All entries below are to be set down again, identical to the source.
— START —
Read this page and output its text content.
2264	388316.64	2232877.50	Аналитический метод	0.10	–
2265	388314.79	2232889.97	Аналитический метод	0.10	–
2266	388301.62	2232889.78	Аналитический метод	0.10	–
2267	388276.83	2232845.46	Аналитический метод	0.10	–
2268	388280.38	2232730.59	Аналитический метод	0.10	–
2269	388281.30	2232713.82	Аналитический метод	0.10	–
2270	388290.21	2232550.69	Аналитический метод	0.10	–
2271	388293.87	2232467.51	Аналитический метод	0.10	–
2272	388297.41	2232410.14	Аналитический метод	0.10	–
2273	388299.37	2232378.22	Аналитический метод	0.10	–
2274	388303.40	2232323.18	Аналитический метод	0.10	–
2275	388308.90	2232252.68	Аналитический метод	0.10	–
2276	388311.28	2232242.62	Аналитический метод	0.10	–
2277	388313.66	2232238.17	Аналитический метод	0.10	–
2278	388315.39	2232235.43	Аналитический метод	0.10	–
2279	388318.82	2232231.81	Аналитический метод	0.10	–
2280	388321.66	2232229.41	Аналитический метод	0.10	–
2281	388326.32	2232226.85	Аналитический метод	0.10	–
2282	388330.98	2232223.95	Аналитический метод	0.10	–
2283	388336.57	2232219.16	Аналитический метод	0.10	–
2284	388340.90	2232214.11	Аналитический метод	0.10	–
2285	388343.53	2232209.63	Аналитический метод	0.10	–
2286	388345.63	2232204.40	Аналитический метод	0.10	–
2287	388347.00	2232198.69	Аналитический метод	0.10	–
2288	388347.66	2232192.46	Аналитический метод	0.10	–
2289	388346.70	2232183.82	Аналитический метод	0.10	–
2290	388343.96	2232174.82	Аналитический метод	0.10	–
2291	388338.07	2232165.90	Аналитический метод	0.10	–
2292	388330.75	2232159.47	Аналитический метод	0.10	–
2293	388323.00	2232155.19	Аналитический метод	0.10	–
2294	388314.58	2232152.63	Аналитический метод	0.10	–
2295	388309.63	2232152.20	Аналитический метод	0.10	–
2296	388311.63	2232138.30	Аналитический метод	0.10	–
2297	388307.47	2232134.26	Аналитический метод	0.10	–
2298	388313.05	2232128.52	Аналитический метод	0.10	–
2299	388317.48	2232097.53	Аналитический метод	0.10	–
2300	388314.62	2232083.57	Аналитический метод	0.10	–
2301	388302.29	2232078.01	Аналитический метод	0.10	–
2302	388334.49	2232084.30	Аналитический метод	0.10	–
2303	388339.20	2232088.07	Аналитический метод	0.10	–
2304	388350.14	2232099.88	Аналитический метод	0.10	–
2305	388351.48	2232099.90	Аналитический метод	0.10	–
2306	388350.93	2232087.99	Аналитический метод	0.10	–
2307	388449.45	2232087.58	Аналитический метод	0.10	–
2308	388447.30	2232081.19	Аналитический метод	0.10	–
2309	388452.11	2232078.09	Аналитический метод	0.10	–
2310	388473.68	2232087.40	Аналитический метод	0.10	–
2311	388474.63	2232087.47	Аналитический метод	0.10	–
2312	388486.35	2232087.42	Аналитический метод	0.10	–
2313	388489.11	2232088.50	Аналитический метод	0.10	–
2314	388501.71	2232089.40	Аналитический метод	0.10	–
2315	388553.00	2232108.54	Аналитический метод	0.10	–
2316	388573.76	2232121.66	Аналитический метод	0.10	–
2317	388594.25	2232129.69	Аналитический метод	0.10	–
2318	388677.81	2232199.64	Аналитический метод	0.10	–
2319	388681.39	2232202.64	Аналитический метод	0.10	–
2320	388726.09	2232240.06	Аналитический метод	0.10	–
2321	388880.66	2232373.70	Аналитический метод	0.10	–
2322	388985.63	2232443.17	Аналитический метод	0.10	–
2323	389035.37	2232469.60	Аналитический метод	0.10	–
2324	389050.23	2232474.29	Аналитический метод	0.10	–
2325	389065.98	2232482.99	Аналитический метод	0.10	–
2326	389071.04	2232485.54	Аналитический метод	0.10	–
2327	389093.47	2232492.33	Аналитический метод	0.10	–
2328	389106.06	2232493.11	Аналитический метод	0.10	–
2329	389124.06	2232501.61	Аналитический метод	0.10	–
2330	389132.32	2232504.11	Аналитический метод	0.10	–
— END —
### TASK RESPONSE:
Read this page and output its text content.
2264	388316.64	2232877.50	Аналитический метод	0.10	–
2265	388314.79	2232889.97	Аналитический метод	0.10	–
2266	388301.62	2232889.78	Аналитический метод	0.10	–
2267	388276.83	2232845.46	Аналитический метод	0.10	–
2268	388280.38	2232730.59	Аналитический метод	0.10	–
2269	388281.30	2232713.82	Аналитический метод	0.10	–
2270	388290.21	2232550.69	Аналитический метод	0.10	–
2271	388293.87	2232467.51	Аналитический метод	0.10	–
2272	388297.41	2232410.14	Аналитический метод	0.10	–
2273	388299.37	2232378.22	Аналитический метод	0.10	–
2274	388303.40	2232323.18	Аналитический метод	0.10	–
2275	388308.90	2232252.68	Аналитический метод	0.10	–
2276	388311.28	2232242.62	Аналитический метод	0.10	–
2277	388313.66	2232238.17	Аналитический метод	0.10	–
2278	388315.39	2232235.43	Аналитический метод	0.10	–
2279	388318.82	2232231.81	Аналитический метод	0.10	–
2280	388321.66	2232229.41	Аналитический метод	0.10	–
2281	388326.32	2232226.85	Аналитический метод	0.10	–
2282	388330.98	2232223.95	Аналитический метод	0.10	–
2283	388336.57	2232219.16	Аналитический метод	0.10	–
2284	388340.90	2232214.11	Аналитический метод	0.10	–
2285	388343.53	2232209.63	Аналитический метод	0.10	–
2286	388345.63	2232204.40	Аналитический метод	0.10	–
2287	388347.00	2232198.69	Аналитический метод	0.10	–
2288	388347.66	2232192.46	Аналитический метод	0.10	–
2289	388346.70	2232183.82	Аналитический метод	0.10	–
2290	388343.96	2232174.82	Аналитический метод	0.10	–
2291	388338.07	2232165.90	Аналитический метод	0.10	–
2292	388330.75	2232159.47	Аналитический метод	0.10	–
2293	388323.00	2232155.19	Аналитический метод	0.10	–
2294	388314.58	2232152.63	Аналитический метод	0.10	–
2295	388309.63	2232152.20	Аналитический метод	0.10	–
2296	388311.63	2232138.30	Аналитический метод	0.10	–
2297	388307.47	2232134.26	Аналитический метод	0.10	–
2298	388313.05	2232128.52	Аналитический метод	0.10	–
2299	388317.48	2232097.53	Аналитический метод	0.10	–
2300	388314.62	2232083.57	Аналитический метод	0.10	–
2301	388302.29	2232078.01	Аналитический метод	0.10	–
2302	388334.49	2232084.30	Аналитический метод	0.10	–
2303	388339.20	2232088.07	Аналитический метод	0.10	–
2304	388350.14	2232099.88	Аналитический метод	0.10	–
2305	388351.48	2232099.90	Аналитический метод	0.10	–
2306	388350.93	2232087.99	Аналитический метод	0.10	–
2307	388449.45	2232087.58	Аналитический метод	0.10	–
2308	388447.30	2232081.19	Аналитический метод	0.10	–
2309	388452.11	2232078.09	Аналитический метод	0.10	–
2310	388473.68	2232087.40	Аналитический метод	0.10	–
2311	388474.63	2232087.47	Аналитический метод	0.10	–
2312	388486.35	2232087.42	Аналитический метод	0.10	–
2313	388489.11	2232088.50	Аналитический метод	0.10	–
2314	388501.71	2232089.40	Аналитический метод	0.10	–
2315	388553.00	2232108.54	Аналитический метод	0.10	–
2316	388573.76	2232121.66	Аналитический метод	0.10	–
2317	388594.25	2232129.69	Аналитический метод	0.10	–
2318	388677.81	2232199.64	Аналитический метод	0.10	–
2319	388681.39	2232202.64	Аналитический метод	0.10	–
2320	388726.09	2232240.06	Аналитический метод	0.10	–
2321	388880.66	2232373.70	Аналитический метод	0.10	–
2322	388985.63	2232443.17	Аналитический метод	0.10	–
2323	389035.37	2232469.60	Аналитический метод	0.10	–
2324	389050.23	2232474.29	Аналитический метод	0.10	–
2325	389065.98	2232482.99	Аналитический метод	0.10	–
2326	389071.04	2232485.54	Аналитический метод	0.10	–
2327	389093.47	2232492.33	Аналитический метод	0.10	–
2328	389106.06	2232493.11	Аналитический метод	0.10	–
2329	389124.06	2232501.61	Аналитический метод	0.10	–
2330	389132.32	2232504.11	Аналитический метод	0.10	–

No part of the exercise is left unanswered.